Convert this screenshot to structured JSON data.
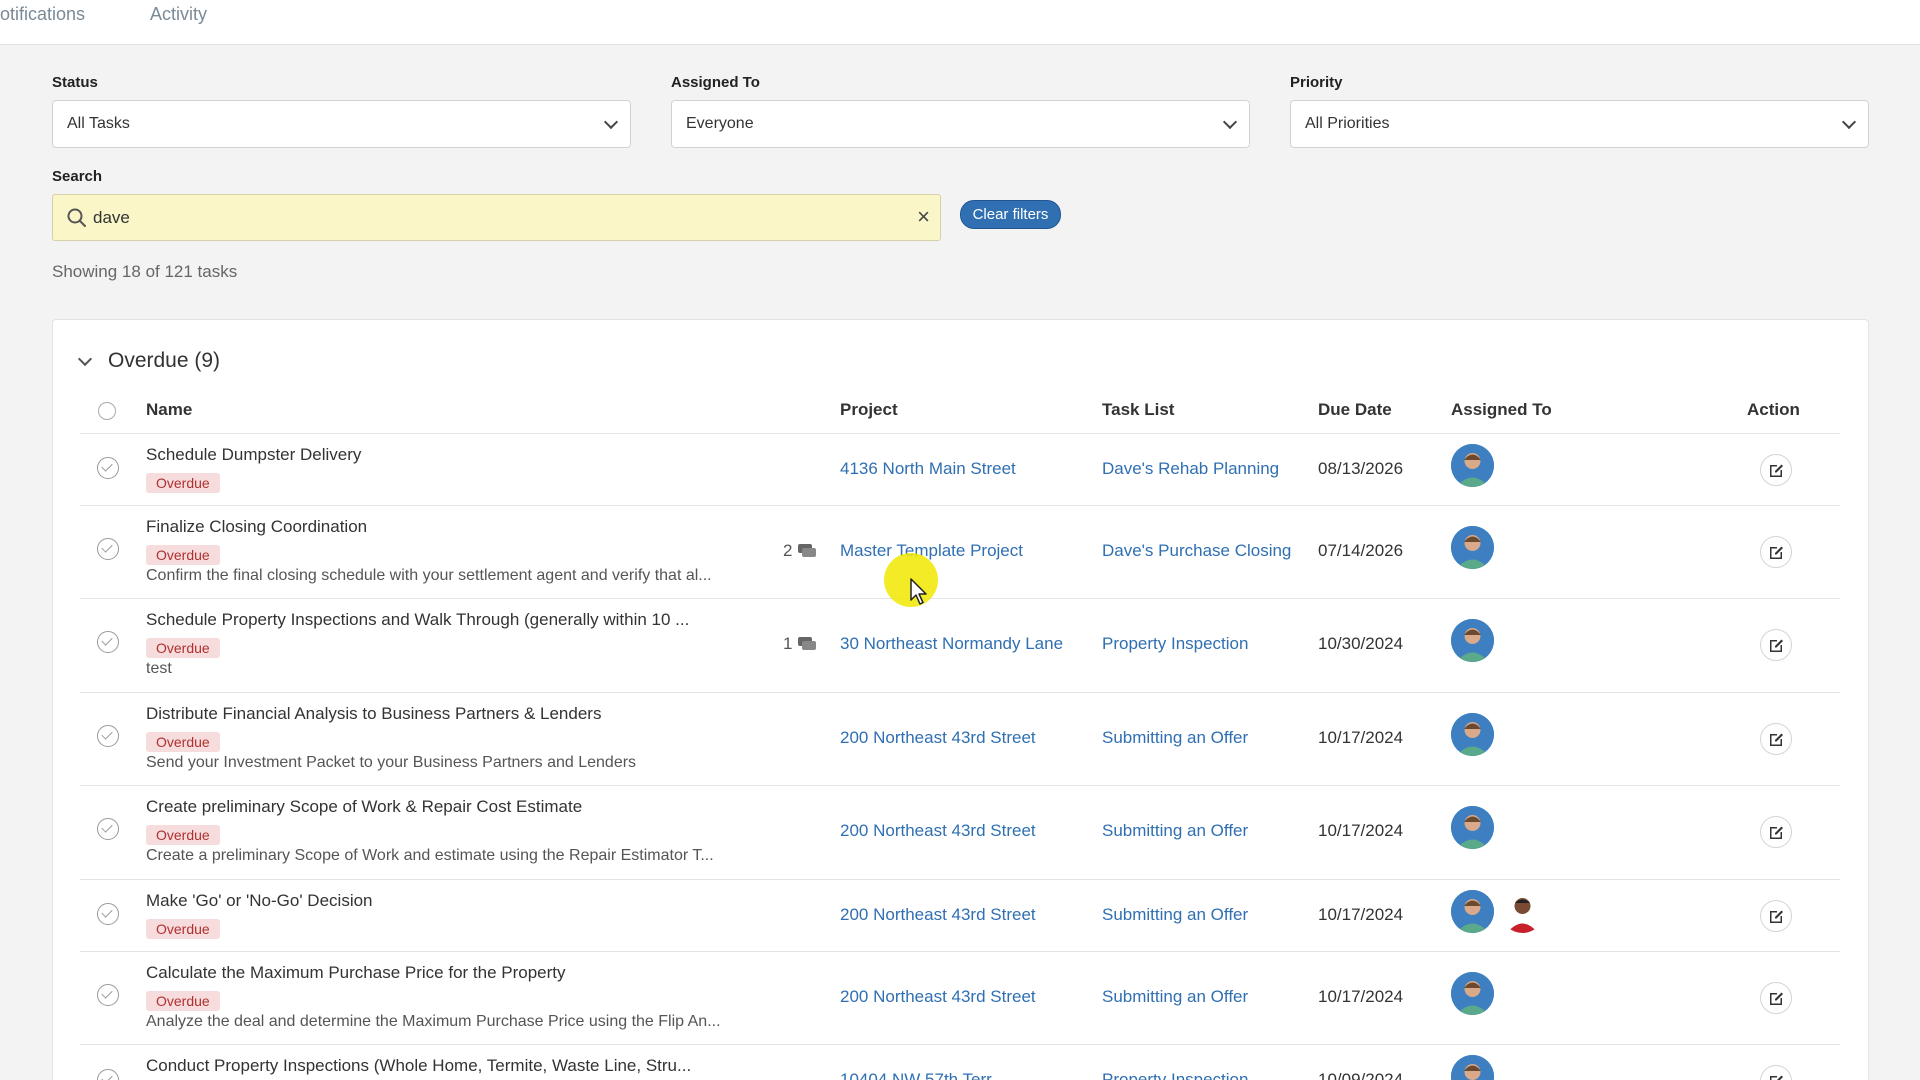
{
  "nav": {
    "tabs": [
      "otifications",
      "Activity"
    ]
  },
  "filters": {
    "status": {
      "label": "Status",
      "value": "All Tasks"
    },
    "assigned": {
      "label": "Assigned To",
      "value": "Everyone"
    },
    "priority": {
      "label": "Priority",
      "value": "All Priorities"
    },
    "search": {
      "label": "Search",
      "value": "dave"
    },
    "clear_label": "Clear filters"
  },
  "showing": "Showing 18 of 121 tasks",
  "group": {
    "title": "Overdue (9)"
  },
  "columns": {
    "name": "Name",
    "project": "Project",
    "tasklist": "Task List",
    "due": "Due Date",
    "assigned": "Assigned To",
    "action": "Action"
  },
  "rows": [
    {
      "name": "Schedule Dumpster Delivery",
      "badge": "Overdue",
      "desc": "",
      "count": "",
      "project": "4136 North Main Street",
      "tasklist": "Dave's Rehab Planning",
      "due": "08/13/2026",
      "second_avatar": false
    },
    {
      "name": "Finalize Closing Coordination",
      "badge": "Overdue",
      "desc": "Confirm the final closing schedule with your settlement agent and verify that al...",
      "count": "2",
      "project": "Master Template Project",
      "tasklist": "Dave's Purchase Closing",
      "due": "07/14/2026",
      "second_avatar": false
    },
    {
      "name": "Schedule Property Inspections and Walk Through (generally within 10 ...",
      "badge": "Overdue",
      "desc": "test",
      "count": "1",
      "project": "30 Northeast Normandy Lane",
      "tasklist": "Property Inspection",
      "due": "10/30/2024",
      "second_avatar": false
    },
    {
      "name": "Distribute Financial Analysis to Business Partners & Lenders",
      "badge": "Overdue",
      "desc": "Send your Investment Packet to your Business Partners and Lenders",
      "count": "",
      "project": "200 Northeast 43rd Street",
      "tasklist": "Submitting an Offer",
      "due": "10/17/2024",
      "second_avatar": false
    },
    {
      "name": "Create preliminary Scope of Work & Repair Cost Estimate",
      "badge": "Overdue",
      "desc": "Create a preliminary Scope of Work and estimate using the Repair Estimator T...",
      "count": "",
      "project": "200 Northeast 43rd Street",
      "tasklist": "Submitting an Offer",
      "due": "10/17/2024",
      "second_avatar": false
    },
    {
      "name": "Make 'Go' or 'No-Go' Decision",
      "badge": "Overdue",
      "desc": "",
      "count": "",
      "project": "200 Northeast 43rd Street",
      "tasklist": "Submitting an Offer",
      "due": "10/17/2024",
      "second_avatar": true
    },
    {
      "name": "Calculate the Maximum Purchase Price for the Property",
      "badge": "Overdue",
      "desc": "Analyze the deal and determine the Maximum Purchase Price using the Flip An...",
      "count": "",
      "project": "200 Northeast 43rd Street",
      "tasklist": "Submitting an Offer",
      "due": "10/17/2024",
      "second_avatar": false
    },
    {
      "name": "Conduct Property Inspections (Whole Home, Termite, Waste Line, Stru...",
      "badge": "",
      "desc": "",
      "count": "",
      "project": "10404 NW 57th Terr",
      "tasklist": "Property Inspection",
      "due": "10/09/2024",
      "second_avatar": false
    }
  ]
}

---

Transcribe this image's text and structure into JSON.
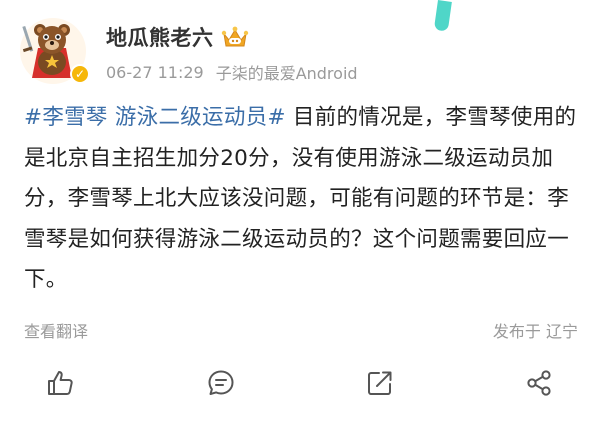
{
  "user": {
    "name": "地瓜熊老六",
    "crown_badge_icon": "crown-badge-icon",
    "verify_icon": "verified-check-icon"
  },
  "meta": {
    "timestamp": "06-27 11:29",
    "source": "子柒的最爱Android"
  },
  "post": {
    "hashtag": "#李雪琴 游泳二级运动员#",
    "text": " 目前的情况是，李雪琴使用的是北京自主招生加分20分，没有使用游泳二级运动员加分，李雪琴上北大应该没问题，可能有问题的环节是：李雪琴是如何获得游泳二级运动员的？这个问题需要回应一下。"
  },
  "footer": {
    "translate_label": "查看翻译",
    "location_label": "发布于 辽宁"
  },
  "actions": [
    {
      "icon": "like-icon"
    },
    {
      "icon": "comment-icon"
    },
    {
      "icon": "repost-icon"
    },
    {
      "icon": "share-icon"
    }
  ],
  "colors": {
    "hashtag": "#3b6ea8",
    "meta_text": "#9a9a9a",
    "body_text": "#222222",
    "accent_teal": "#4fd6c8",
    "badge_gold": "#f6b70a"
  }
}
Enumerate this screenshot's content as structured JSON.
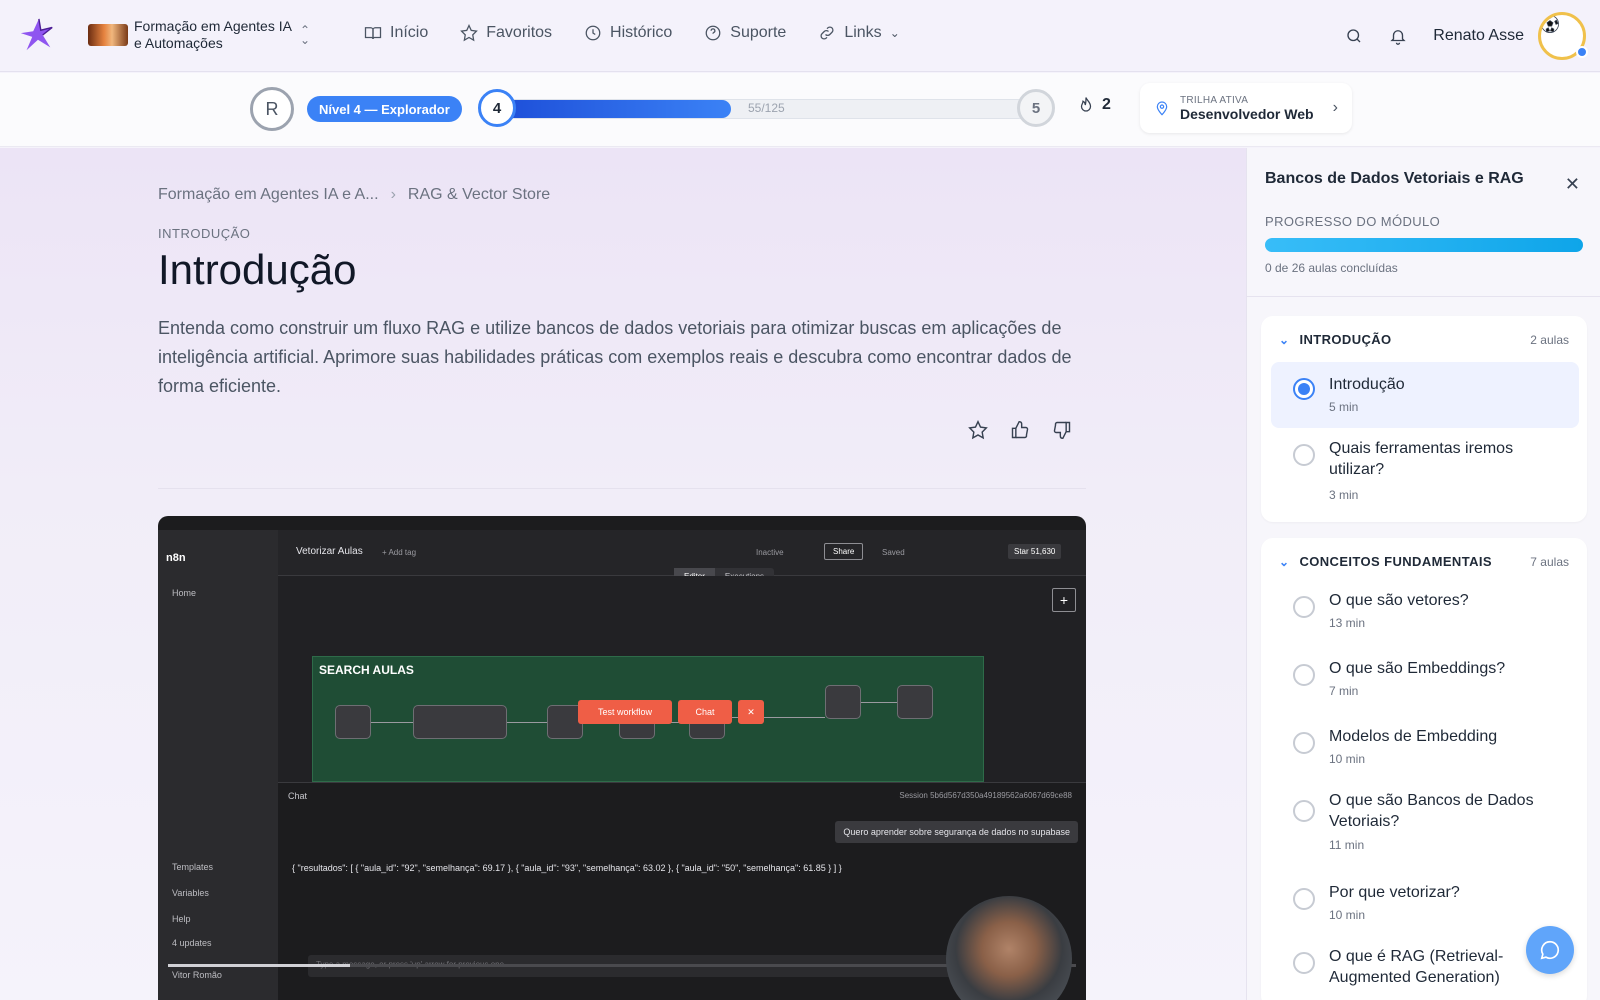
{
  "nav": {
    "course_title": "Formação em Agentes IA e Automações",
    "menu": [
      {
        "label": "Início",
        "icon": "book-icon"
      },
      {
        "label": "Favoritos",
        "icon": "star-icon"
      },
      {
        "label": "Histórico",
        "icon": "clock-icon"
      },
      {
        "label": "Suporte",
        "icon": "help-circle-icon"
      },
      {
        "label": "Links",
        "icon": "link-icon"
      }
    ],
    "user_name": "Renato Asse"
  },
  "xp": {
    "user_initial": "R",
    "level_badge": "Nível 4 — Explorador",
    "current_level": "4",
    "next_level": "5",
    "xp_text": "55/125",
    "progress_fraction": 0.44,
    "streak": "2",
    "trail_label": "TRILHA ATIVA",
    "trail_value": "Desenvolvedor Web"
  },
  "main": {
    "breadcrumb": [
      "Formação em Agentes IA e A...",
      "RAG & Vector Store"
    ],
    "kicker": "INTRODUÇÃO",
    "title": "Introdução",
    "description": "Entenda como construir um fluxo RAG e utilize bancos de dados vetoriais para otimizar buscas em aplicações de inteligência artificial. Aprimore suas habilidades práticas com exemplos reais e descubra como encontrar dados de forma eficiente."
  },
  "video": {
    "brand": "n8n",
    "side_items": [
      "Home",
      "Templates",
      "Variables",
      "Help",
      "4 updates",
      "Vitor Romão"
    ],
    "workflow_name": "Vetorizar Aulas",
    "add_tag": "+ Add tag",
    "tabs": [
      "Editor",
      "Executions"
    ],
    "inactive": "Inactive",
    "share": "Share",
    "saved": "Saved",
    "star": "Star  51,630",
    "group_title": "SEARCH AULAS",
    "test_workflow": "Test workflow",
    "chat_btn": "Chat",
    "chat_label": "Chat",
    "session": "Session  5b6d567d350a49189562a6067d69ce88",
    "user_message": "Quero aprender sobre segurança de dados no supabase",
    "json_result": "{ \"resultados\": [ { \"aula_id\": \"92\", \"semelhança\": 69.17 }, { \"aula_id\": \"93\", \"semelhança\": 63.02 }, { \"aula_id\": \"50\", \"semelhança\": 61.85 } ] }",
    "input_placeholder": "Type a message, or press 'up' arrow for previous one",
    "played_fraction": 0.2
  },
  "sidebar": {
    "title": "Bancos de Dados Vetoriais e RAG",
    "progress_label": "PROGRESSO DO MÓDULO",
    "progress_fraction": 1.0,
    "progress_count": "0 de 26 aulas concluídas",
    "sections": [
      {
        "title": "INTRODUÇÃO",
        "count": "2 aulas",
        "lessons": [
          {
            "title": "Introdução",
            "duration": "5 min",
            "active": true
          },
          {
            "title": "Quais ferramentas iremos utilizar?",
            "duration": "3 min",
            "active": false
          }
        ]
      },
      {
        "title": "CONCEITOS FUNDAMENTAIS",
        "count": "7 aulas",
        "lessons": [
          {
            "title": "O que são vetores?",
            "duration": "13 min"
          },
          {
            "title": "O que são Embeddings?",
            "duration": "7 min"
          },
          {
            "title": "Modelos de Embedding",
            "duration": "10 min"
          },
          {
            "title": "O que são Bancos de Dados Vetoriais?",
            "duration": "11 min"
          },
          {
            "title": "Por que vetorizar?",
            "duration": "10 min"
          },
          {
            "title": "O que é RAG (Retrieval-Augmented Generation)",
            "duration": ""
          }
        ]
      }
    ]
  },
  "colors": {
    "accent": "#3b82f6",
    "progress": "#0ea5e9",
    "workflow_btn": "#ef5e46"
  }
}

| Task objective |
Take every line from the data that contains the word "this".

| Full solution |
Convert this screenshot to structured JSON data.
Transcribe this image's text and structure into JSON.
Enumerate this screenshot's content as structured JSON.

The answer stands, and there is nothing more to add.